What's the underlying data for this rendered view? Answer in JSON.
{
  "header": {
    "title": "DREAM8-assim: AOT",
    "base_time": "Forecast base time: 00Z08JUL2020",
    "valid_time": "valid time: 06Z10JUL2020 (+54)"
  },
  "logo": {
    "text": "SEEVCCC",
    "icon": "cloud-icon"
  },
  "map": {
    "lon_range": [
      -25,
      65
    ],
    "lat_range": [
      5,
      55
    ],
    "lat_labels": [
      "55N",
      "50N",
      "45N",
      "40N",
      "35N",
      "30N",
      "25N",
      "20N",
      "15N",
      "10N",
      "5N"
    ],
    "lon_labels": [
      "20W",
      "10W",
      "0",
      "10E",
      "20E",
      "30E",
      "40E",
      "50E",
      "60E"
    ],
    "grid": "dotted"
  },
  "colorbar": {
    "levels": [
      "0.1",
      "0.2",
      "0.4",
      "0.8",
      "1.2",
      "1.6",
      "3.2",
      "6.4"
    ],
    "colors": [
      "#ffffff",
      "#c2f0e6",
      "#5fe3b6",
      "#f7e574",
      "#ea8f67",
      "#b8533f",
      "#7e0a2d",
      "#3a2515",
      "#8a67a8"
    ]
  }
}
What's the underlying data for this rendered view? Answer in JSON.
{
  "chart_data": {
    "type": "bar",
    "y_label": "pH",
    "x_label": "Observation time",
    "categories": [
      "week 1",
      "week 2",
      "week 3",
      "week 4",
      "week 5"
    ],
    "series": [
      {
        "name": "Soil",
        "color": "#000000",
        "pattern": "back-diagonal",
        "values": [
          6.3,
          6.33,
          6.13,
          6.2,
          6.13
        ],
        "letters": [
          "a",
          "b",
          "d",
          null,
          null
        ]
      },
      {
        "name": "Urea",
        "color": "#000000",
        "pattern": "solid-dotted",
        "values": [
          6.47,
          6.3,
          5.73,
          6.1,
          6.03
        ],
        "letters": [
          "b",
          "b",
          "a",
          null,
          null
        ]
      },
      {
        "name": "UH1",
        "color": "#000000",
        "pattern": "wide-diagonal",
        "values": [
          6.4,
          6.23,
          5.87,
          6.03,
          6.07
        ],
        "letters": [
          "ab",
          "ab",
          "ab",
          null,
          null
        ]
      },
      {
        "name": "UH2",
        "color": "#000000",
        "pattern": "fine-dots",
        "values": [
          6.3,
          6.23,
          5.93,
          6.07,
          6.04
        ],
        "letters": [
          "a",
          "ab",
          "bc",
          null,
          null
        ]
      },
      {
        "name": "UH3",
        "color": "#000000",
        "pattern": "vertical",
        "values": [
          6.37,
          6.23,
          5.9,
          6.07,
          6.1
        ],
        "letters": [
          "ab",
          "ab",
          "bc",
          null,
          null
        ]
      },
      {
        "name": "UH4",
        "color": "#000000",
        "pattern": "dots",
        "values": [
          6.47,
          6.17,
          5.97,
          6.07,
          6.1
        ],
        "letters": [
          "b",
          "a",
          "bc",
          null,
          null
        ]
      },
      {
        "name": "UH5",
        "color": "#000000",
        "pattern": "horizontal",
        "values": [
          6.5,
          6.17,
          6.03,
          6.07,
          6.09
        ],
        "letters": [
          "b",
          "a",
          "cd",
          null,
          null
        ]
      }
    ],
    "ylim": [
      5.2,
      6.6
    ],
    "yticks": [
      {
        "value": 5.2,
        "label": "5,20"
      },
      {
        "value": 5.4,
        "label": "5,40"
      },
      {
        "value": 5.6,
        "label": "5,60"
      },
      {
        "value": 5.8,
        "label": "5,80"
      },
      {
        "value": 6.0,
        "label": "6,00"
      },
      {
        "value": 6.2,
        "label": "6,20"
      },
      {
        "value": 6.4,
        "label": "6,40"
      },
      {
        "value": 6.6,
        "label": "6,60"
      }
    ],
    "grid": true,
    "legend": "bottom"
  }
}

Direction: Copy all the lines, exactly.

In response:
What's the underlying data for this rendered view? Answer in JSON.
{
  "header": {
    "title": "DREAM8-assim: AOT",
    "base_time": "Forecast base time: 00Z08JUL2020",
    "valid_time": "valid time: 06Z10JUL2020 (+54)"
  },
  "logo": {
    "text": "SEEVCCC",
    "icon": "cloud-icon"
  },
  "map": {
    "lon_range": [
      -25,
      65
    ],
    "lat_range": [
      5,
      55
    ],
    "lat_labels": [
      "55N",
      "50N",
      "45N",
      "40N",
      "35N",
      "30N",
      "25N",
      "20N",
      "15N",
      "10N",
      "5N"
    ],
    "lon_labels": [
      "20W",
      "10W",
      "0",
      "10E",
      "20E",
      "30E",
      "40E",
      "50E",
      "60E"
    ],
    "grid": "dotted"
  },
  "colorbar": {
    "levels": [
      "0.1",
      "0.2",
      "0.4",
      "0.8",
      "1.2",
      "1.6",
      "3.2",
      "6.4"
    ],
    "colors": [
      "#ffffff",
      "#c2f0e6",
      "#5fe3b6",
      "#f7e574",
      "#ea8f67",
      "#b8533f",
      "#7e0a2d",
      "#3a2515",
      "#8a67a8"
    ]
  }
}
What's the underlying data for this rendered view? Answer in JSON.
{
  "chart_data": {
    "type": "bar",
    "y_label": "pH",
    "x_label": "Observation time",
    "categories": [
      "week 1",
      "week 2",
      "week 3",
      "week 4",
      "week 5"
    ],
    "series": [
      {
        "name": "Soil",
        "color": "#000000",
        "pattern": "back-diagonal",
        "values": [
          6.3,
          6.33,
          6.13,
          6.2,
          6.13
        ],
        "letters": [
          "a",
          "b",
          "d",
          null,
          null
        ]
      },
      {
        "name": "Urea",
        "color": "#000000",
        "pattern": "solid-dotted",
        "values": [
          6.47,
          6.3,
          5.73,
          6.1,
          6.03
        ],
        "letters": [
          "b",
          "b",
          "a",
          null,
          null
        ]
      },
      {
        "name": "UH1",
        "color": "#000000",
        "pattern": "wide-diagonal",
        "values": [
          6.4,
          6.23,
          5.87,
          6.03,
          6.07
        ],
        "letters": [
          "ab",
          "ab",
          "ab",
          null,
          null
        ]
      },
      {
        "name": "UH2",
        "color": "#000000",
        "pattern": "fine-dots",
        "values": [
          6.3,
          6.23,
          5.93,
          6.07,
          6.04
        ],
        "letters": [
          "a",
          "ab",
          "bc",
          null,
          null
        ]
      },
      {
        "name": "UH3",
        "color": "#000000",
        "pattern": "vertical",
        "values": [
          6.37,
          6.23,
          5.9,
          6.07,
          6.1
        ],
        "letters": [
          "ab",
          "ab",
          "bc",
          null,
          null
        ]
      },
      {
        "name": "UH4",
        "color": "#000000",
        "pattern": "dots",
        "values": [
          6.47,
          6.17,
          5.97,
          6.07,
          6.1
        ],
        "letters": [
          "b",
          "a",
          "bc",
          null,
          null
        ]
      },
      {
        "name": "UH5",
        "color": "#000000",
        "pattern": "horizontal",
        "values": [
          6.5,
          6.17,
          6.03,
          6.07,
          6.09
        ],
        "letters": [
          "b",
          "a",
          "cd",
          null,
          null
        ]
      }
    ],
    "ylim": [
      5.2,
      6.6
    ],
    "yticks": [
      {
        "value": 5.2,
        "label": "5,20"
      },
      {
        "value": 5.4,
        "label": "5,40"
      },
      {
        "value": 5.6,
        "label": "5,60"
      },
      {
        "value": 5.8,
        "label": "5,80"
      },
      {
        "value": 6.0,
        "label": "6,00"
      },
      {
        "value": 6.2,
        "label": "6,20"
      },
      {
        "value": 6.4,
        "label": "6,40"
      },
      {
        "value": 6.6,
        "label": "6,60"
      }
    ],
    "grid": true,
    "legend": "bottom"
  }
}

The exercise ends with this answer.